• [Goal]
From the listing below, count the lines where the string "adipiscing" occurs. Give the number, with no other words.

>>>>>

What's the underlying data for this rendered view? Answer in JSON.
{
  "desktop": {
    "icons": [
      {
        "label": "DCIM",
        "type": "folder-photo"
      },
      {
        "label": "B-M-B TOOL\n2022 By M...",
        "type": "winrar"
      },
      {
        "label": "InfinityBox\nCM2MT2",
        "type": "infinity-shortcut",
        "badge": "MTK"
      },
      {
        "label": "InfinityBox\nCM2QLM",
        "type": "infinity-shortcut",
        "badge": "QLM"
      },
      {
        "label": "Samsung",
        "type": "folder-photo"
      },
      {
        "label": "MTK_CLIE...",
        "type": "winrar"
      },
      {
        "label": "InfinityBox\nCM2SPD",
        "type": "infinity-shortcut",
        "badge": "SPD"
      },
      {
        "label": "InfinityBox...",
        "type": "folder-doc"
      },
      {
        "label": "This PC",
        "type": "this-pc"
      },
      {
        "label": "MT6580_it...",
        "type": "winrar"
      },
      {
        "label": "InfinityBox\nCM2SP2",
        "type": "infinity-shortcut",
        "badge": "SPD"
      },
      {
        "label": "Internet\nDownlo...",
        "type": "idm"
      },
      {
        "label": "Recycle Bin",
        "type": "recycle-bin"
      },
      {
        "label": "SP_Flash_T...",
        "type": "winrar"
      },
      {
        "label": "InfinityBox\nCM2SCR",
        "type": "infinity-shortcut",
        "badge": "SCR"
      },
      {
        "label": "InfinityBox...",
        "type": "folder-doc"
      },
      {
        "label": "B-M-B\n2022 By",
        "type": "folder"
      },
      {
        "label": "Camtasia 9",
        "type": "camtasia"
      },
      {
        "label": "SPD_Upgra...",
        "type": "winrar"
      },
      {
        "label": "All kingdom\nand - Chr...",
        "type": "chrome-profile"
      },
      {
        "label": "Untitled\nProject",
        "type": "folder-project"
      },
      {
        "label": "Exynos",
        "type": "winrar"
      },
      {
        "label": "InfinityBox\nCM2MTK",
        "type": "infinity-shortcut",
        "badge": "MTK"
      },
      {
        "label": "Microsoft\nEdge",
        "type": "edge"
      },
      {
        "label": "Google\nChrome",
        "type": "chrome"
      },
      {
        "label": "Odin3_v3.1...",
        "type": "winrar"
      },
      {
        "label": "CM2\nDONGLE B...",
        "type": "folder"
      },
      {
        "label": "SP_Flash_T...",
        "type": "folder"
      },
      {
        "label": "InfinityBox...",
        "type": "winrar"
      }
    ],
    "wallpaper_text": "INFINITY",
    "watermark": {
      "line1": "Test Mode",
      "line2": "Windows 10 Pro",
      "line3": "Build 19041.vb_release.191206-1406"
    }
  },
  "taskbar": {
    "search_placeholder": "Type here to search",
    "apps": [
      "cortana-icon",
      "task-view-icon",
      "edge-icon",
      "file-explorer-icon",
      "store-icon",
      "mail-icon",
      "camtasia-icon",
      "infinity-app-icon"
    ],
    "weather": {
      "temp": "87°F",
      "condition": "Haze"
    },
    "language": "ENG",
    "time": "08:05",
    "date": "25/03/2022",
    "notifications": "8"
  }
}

<<<<<
>>>>>

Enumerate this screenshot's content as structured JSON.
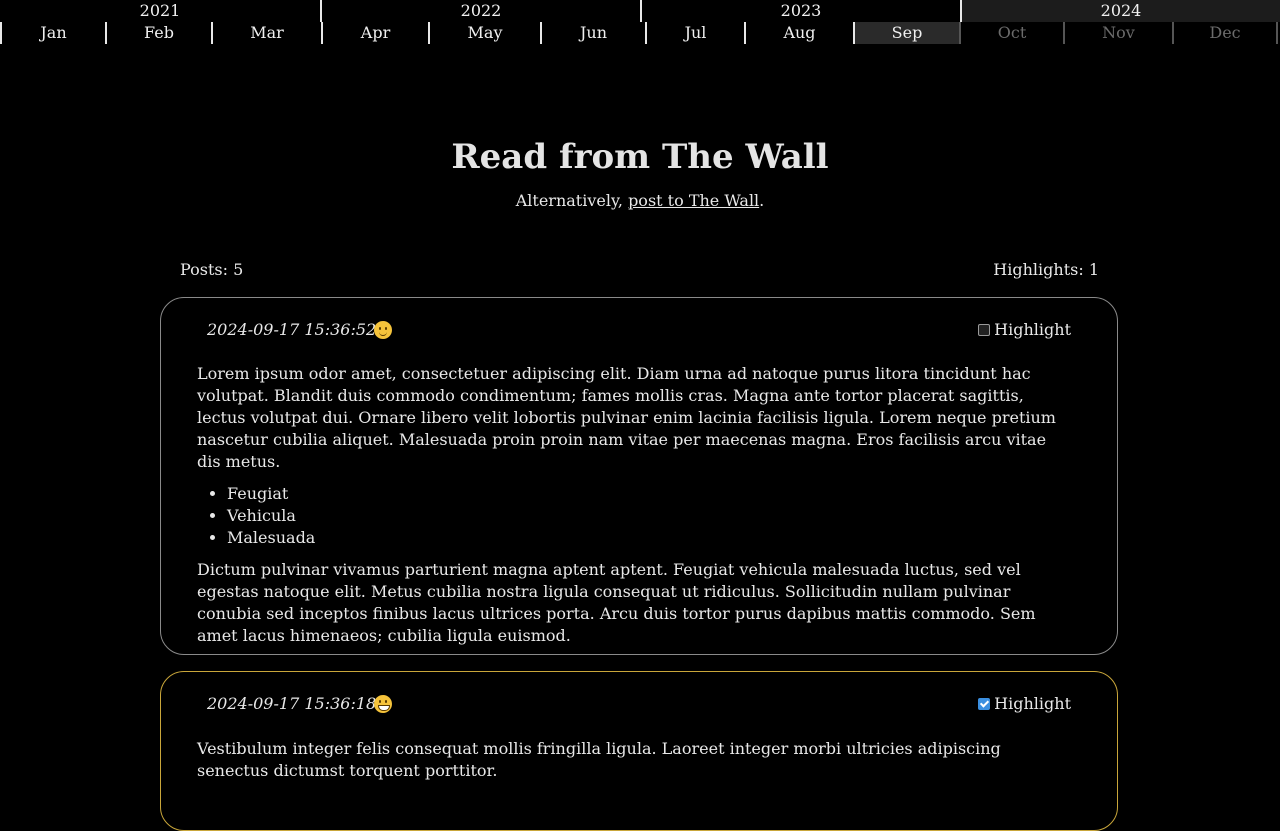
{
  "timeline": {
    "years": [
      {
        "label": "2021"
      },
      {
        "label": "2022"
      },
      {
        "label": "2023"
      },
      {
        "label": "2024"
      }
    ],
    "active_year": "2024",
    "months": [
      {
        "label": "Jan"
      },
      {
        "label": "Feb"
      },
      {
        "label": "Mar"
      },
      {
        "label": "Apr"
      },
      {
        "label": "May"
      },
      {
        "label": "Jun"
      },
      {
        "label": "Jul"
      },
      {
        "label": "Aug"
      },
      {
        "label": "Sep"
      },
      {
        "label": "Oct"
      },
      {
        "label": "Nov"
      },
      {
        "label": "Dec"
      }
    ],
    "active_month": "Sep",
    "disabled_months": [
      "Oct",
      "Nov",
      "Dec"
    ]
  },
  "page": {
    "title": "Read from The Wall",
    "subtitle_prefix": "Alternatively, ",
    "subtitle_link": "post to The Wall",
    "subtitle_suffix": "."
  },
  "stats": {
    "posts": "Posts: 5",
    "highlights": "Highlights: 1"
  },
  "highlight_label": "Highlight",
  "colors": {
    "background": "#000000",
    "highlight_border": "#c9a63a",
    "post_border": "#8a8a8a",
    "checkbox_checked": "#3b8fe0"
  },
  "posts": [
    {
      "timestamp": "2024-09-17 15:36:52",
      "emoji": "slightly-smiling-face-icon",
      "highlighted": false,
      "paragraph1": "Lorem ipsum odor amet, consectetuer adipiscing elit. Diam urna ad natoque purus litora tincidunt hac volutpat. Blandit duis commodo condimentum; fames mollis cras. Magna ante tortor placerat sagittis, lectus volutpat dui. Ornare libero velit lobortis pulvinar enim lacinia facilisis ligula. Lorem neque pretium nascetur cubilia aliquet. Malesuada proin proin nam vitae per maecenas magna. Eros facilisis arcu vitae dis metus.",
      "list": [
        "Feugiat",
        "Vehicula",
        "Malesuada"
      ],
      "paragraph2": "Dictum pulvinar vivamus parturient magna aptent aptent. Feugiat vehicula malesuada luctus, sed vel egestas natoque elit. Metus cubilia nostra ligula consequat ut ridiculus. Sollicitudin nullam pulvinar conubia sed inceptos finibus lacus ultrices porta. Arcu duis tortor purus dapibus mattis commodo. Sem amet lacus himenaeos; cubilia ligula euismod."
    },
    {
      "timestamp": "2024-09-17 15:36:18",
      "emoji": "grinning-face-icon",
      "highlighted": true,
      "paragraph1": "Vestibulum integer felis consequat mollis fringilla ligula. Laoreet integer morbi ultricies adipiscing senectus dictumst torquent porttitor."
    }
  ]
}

<<<<<

• [Solution to this problem]
2